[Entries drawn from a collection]
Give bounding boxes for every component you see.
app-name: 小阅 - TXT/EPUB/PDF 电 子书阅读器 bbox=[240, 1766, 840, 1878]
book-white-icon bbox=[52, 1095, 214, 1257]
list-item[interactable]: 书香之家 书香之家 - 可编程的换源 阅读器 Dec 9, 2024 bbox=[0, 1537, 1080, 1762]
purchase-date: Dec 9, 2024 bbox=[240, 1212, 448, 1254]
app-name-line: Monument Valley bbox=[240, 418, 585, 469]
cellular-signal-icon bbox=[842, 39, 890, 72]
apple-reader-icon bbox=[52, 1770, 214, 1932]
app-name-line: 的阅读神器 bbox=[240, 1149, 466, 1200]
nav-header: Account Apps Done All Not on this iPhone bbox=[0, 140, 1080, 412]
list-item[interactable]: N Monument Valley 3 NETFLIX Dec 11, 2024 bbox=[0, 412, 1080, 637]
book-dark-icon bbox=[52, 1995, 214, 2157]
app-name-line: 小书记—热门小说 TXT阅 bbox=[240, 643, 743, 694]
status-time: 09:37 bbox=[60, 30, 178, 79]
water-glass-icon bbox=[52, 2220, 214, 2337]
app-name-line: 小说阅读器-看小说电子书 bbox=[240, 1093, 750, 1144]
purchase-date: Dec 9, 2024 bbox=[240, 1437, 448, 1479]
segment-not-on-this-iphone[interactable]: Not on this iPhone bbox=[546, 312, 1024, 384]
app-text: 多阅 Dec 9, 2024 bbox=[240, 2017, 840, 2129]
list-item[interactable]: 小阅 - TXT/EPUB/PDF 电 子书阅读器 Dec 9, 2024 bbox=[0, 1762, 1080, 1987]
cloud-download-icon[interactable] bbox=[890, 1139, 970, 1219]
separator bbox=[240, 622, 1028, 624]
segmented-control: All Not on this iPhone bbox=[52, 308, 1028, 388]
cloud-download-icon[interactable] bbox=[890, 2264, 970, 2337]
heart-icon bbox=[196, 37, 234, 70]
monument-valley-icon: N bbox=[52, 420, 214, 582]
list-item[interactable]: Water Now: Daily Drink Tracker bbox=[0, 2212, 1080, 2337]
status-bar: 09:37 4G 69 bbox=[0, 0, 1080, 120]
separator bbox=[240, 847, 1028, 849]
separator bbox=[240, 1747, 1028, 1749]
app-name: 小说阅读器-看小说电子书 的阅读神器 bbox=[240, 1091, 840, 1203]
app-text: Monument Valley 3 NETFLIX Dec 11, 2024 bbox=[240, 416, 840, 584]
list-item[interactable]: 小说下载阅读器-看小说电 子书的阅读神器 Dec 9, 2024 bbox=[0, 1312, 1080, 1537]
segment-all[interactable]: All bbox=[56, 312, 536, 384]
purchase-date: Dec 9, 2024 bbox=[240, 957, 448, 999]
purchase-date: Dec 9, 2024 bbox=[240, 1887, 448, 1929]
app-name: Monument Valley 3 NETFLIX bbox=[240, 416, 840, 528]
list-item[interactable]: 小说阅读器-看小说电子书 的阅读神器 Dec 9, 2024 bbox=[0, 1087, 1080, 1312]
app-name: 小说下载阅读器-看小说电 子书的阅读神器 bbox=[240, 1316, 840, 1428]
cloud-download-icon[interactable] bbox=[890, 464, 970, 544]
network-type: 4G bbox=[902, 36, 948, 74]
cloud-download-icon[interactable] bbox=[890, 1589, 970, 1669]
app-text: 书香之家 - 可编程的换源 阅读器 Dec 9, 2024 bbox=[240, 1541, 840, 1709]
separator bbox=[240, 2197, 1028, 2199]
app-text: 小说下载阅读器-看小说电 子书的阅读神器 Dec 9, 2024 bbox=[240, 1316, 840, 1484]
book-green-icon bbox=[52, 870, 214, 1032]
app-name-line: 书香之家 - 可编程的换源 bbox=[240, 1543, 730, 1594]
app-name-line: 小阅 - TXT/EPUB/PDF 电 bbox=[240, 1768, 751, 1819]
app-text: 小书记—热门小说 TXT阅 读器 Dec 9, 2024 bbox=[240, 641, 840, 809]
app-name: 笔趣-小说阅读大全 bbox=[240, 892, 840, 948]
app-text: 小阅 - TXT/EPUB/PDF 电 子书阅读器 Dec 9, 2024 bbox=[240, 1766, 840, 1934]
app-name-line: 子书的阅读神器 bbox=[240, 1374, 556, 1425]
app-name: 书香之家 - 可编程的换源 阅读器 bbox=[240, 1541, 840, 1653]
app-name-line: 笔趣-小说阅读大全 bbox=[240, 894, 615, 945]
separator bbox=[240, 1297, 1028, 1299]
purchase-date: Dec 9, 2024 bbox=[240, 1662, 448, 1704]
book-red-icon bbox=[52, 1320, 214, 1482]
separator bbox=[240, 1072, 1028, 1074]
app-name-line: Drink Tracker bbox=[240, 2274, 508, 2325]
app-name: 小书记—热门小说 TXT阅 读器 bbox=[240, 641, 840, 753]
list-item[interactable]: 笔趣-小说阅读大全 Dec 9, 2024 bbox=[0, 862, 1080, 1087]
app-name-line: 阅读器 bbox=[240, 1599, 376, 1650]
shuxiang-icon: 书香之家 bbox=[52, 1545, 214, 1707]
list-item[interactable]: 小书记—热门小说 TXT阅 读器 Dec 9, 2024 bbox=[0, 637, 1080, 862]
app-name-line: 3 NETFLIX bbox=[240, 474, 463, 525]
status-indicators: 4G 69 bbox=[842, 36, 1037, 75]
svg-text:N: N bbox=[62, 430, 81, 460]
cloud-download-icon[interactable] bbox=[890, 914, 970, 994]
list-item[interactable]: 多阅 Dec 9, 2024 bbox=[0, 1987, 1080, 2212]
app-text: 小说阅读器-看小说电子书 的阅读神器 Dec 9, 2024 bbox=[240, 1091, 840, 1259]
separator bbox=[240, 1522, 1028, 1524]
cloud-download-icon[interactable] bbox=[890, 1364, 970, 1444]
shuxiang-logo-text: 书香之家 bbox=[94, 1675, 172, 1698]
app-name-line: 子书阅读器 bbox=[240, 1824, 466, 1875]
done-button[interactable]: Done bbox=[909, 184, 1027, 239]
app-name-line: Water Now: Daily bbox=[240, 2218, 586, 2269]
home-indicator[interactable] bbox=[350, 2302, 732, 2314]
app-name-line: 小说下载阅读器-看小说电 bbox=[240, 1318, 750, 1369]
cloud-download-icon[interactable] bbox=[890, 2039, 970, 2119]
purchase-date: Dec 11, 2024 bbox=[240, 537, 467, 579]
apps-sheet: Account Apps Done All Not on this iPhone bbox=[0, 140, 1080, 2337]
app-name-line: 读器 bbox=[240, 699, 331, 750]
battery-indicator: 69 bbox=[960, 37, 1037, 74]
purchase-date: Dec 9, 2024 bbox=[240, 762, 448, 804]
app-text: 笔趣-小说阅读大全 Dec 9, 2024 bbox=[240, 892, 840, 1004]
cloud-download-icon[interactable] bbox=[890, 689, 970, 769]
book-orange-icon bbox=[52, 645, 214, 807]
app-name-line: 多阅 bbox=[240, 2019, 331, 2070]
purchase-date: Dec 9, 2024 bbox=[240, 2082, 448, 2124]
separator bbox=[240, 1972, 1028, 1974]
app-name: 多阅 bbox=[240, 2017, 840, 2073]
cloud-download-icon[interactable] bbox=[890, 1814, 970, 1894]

_Requirement_: Copy out every one of the lines above, character for character.

_Completed exercise_:
Give bounding boxes for every component you see.
app-name: 小阅 - TXT/EPUB/PDF 电 子书阅读器 bbox=[240, 1766, 840, 1878]
book-white-icon bbox=[52, 1095, 214, 1257]
list-item[interactable]: 书香之家 书香之家 - 可编程的换源 阅读器 Dec 9, 2024 bbox=[0, 1537, 1080, 1762]
purchase-date: Dec 9, 2024 bbox=[240, 1212, 448, 1254]
app-name-line: Monument Valley bbox=[240, 418, 585, 469]
cellular-signal-icon bbox=[842, 39, 890, 72]
apple-reader-icon bbox=[52, 1770, 214, 1932]
app-name-line: 的阅读神器 bbox=[240, 1149, 466, 1200]
nav-header: Account Apps Done All Not on this iPhone bbox=[0, 140, 1080, 412]
list-item[interactable]: N Monument Valley 3 NETFLIX Dec 11, 2024 bbox=[0, 412, 1080, 637]
book-dark-icon bbox=[52, 1995, 214, 2157]
app-name-line: 小书记—热门小说 TXT阅 bbox=[240, 643, 743, 694]
status-time: 09:37 bbox=[60, 30, 178, 79]
water-glass-icon bbox=[52, 2220, 214, 2337]
app-name-line: 小说阅读器-看小说电子书 bbox=[240, 1093, 750, 1144]
purchase-date: Dec 9, 2024 bbox=[240, 1437, 448, 1479]
segment-not-on-this-iphone[interactable]: Not on this iPhone bbox=[546, 312, 1024, 384]
app-text: 多阅 Dec 9, 2024 bbox=[240, 2017, 840, 2129]
list-item[interactable]: 小阅 - TXT/EPUB/PDF 电 子书阅读器 Dec 9, 2024 bbox=[0, 1762, 1080, 1987]
cloud-download-icon[interactable] bbox=[890, 1139, 970, 1219]
separator bbox=[240, 622, 1028, 624]
segmented-control: All Not on this iPhone bbox=[52, 308, 1028, 388]
cloud-download-icon[interactable] bbox=[890, 2264, 970, 2337]
heart-icon bbox=[196, 37, 234, 70]
monument-valley-icon: N bbox=[52, 420, 214, 582]
list-item[interactable]: Water Now: Daily Drink Tracker bbox=[0, 2212, 1080, 2337]
status-bar: 09:37 4G 69 bbox=[0, 0, 1080, 120]
separator bbox=[240, 847, 1028, 849]
separator bbox=[240, 1747, 1028, 1749]
app-name: 小说阅读器-看小说电子书 的阅读神器 bbox=[240, 1091, 840, 1203]
app-text: Monument Valley 3 NETFLIX Dec 11, 2024 bbox=[240, 416, 840, 584]
list-item[interactable]: 小说下载阅读器-看小说电 子书的阅读神器 Dec 9, 2024 bbox=[0, 1312, 1080, 1537]
segment-all[interactable]: All bbox=[56, 312, 536, 384]
purchase-date: Dec 9, 2024 bbox=[240, 957, 448, 999]
purchase-date: Dec 9, 2024 bbox=[240, 1887, 448, 1929]
app-name: Monument Valley 3 NETFLIX bbox=[240, 416, 840, 528]
list-item[interactable]: 小说阅读器-看小说电子书 的阅读神器 Dec 9, 2024 bbox=[0, 1087, 1080, 1312]
app-name: 小说下载阅读器-看小说电 子书的阅读神器 bbox=[240, 1316, 840, 1428]
cloud-download-icon[interactable] bbox=[890, 464, 970, 544]
network-type: 4G bbox=[902, 36, 948, 74]
cloud-download-icon[interactable] bbox=[890, 1589, 970, 1669]
app-text: 书香之家 - 可编程的换源 阅读器 Dec 9, 2024 bbox=[240, 1541, 840, 1709]
separator bbox=[240, 2197, 1028, 2199]
app-text: 小说下载阅读器-看小说电 子书的阅读神器 Dec 9, 2024 bbox=[240, 1316, 840, 1484]
book-green-icon bbox=[52, 870, 214, 1032]
app-name-line: 书香之家 - 可编程的换源 bbox=[240, 1543, 730, 1594]
app-name-line: 小阅 - TXT/EPUB/PDF 电 bbox=[240, 1768, 751, 1819]
app-text: 小书记—热门小说 TXT阅 读器 Dec 9, 2024 bbox=[240, 641, 840, 809]
app-name: 笔趣-小说阅读大全 bbox=[240, 892, 840, 948]
app-text: 小阅 - TXT/EPUB/PDF 电 子书阅读器 Dec 9, 2024 bbox=[240, 1766, 840, 1934]
app-name-line: 子书的阅读神器 bbox=[240, 1374, 556, 1425]
app-name: 书香之家 - 可编程的换源 阅读器 bbox=[240, 1541, 840, 1653]
app-name-line: 笔趣-小说阅读大全 bbox=[240, 894, 615, 945]
separator bbox=[240, 1297, 1028, 1299]
purchase-date: Dec 9, 2024 bbox=[240, 1662, 448, 1704]
book-red-icon bbox=[52, 1320, 214, 1482]
separator bbox=[240, 1072, 1028, 1074]
app-name-line: Drink Tracker bbox=[240, 2274, 508, 2325]
app-name: 小书记—热门小说 TXT阅 读器 bbox=[240, 641, 840, 753]
list-item[interactable]: 笔趣-小说阅读大全 Dec 9, 2024 bbox=[0, 862, 1080, 1087]
app-name-line: 阅读器 bbox=[240, 1599, 376, 1650]
shuxiang-icon: 书香之家 bbox=[52, 1545, 214, 1707]
list-item[interactable]: 小书记—热门小说 TXT阅 读器 Dec 9, 2024 bbox=[0, 637, 1080, 862]
app-name-line: 3 NETFLIX bbox=[240, 474, 463, 525]
status-indicators: 4G 69 bbox=[842, 36, 1037, 75]
svg-text:N: N bbox=[62, 430, 81, 460]
cloud-download-icon[interactable] bbox=[890, 914, 970, 994]
list-item[interactable]: 多阅 Dec 9, 2024 bbox=[0, 1987, 1080, 2212]
app-text: 小说阅读器-看小说电子书 的阅读神器 Dec 9, 2024 bbox=[240, 1091, 840, 1259]
separator bbox=[240, 1522, 1028, 1524]
cloud-download-icon[interactable] bbox=[890, 1364, 970, 1444]
shuxiang-logo-text: 书香之家 bbox=[94, 1675, 172, 1698]
app-name-line: 子书阅读器 bbox=[240, 1824, 466, 1875]
done-button[interactable]: Done bbox=[909, 184, 1027, 239]
app-name-line: Water Now: Daily bbox=[240, 2218, 586, 2269]
home-indicator[interactable] bbox=[350, 2302, 732, 2314]
app-name-line: 小说下载阅读器-看小说电 bbox=[240, 1318, 750, 1369]
cloud-download-icon[interactable] bbox=[890, 2039, 970, 2119]
purchase-date: Dec 11, 2024 bbox=[240, 537, 467, 579]
apps-sheet: Account Apps Done All Not on this iPhone bbox=[0, 140, 1080, 2337]
app-name-line: 读器 bbox=[240, 699, 331, 750]
battery-indicator: 69 bbox=[960, 37, 1037, 74]
purchase-date: Dec 9, 2024 bbox=[240, 762, 448, 804]
app-text: 笔趣-小说阅读大全 Dec 9, 2024 bbox=[240, 892, 840, 1004]
cloud-download-icon[interactable] bbox=[890, 689, 970, 769]
book-orange-icon bbox=[52, 645, 214, 807]
app-name-line: 多阅 bbox=[240, 2019, 331, 2070]
purchase-date: Dec 9, 2024 bbox=[240, 2082, 448, 2124]
separator bbox=[240, 1972, 1028, 1974]
app-name: 多阅 bbox=[240, 2017, 840, 2073]
cloud-download-icon[interactable] bbox=[890, 1814, 970, 1894]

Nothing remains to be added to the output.